— start Input for this task —

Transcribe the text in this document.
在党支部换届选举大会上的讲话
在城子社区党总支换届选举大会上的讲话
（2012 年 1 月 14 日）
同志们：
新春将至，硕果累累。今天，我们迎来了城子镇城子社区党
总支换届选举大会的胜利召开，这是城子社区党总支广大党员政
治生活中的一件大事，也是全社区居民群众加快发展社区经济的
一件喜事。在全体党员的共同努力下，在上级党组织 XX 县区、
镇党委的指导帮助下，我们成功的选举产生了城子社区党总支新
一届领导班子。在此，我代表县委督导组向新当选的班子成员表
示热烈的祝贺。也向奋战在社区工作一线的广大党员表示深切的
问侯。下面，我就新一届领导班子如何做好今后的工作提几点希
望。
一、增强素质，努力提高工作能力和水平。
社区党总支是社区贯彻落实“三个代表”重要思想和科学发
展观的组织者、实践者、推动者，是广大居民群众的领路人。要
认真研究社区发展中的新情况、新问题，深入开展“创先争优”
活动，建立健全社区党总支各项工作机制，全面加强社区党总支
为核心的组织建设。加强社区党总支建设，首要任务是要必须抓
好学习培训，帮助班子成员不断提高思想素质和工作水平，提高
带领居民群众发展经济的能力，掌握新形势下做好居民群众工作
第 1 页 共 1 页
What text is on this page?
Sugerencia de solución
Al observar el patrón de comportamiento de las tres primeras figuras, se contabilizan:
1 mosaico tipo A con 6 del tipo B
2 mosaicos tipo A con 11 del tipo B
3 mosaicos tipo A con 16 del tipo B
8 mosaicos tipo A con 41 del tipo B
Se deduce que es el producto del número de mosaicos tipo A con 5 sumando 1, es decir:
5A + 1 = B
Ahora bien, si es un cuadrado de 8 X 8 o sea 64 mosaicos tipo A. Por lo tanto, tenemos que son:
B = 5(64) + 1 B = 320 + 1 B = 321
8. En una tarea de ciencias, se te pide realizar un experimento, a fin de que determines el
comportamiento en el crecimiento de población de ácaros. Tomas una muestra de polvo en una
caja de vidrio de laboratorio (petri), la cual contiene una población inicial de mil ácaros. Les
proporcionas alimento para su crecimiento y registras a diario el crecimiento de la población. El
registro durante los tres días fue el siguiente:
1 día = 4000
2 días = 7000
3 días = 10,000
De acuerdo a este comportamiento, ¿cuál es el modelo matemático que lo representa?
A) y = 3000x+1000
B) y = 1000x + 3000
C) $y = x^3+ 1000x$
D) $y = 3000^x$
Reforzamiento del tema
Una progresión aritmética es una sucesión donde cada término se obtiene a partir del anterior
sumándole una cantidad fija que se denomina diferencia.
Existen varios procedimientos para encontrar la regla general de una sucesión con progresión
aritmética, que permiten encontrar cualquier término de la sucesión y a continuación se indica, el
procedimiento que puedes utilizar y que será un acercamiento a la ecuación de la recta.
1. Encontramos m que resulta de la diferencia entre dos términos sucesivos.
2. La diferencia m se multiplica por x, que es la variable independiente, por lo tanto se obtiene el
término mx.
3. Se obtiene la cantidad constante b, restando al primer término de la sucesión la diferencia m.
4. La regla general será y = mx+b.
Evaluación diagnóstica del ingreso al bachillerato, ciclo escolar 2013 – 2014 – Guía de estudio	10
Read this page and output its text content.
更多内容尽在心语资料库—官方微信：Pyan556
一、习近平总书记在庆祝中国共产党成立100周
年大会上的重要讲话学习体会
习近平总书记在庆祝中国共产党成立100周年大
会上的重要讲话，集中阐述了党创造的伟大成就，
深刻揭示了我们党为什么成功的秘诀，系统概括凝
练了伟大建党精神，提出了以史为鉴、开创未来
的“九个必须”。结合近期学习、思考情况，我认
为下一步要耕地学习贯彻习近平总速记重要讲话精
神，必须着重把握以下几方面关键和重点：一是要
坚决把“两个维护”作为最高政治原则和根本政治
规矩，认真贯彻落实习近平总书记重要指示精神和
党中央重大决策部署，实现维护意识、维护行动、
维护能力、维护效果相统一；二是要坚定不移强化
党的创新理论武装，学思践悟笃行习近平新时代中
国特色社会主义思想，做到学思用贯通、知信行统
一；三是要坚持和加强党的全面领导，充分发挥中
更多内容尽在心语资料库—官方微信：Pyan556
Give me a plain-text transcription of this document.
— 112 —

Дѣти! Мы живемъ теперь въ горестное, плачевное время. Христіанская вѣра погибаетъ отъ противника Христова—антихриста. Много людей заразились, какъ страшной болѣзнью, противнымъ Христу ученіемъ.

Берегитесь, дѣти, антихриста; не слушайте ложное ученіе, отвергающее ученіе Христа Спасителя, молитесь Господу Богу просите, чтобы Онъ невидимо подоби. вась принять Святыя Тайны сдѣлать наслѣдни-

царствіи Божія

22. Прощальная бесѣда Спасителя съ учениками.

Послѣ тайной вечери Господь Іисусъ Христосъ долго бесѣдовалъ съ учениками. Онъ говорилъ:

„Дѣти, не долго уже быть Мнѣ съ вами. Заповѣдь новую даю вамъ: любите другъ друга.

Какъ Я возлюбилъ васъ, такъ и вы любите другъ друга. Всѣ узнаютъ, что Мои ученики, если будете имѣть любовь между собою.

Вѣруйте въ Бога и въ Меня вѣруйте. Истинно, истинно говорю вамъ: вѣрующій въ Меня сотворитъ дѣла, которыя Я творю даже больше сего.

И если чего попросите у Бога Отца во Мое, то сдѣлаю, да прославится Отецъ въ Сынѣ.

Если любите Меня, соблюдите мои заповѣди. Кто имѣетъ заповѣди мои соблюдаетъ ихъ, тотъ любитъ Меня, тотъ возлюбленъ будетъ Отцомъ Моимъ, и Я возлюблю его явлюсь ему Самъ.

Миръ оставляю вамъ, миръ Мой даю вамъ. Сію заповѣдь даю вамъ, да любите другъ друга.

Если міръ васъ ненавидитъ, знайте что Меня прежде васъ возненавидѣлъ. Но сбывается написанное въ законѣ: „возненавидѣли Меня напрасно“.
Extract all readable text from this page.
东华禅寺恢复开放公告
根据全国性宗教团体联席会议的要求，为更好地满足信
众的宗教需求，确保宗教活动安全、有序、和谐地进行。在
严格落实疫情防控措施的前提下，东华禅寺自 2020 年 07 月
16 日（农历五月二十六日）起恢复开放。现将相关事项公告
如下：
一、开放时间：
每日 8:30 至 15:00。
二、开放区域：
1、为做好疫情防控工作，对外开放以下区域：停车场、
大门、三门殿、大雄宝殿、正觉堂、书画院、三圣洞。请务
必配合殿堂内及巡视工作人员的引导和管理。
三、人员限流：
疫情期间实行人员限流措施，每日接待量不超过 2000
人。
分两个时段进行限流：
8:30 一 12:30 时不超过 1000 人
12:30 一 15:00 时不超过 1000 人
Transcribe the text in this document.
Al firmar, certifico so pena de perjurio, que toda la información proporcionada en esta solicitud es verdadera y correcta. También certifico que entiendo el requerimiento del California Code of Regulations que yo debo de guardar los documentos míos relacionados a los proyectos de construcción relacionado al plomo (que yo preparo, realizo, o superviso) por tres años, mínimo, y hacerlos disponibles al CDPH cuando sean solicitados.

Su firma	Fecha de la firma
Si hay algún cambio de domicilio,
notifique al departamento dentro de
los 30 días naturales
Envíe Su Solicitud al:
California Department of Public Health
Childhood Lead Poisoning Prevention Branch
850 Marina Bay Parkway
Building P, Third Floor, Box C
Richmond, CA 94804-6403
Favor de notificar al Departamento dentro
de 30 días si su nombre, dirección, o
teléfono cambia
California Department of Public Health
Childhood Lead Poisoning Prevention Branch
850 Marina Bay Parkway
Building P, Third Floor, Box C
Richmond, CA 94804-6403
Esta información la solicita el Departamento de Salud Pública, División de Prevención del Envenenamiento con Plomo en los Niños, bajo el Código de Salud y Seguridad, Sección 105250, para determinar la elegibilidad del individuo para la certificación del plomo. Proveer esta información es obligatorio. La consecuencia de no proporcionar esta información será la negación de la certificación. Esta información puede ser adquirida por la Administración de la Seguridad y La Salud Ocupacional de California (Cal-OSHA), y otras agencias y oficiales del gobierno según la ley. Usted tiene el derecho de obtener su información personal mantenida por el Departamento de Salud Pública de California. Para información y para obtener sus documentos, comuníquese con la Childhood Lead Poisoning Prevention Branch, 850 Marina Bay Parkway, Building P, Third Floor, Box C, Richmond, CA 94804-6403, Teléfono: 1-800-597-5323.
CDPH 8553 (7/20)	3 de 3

— end Input for this task —

Exercise prompt: From the data, pick out every line that includes "comportamiento".

Final answer:
Al observar el patrón de comportamiento de las tres primeras figuras, se contabilizan:
comportamiento en el crecimiento de población de ácaros. Tomas una muestra de polvo en una
De acuerdo a este comportamiento, ¿cuál es el modelo matemático que lo representa?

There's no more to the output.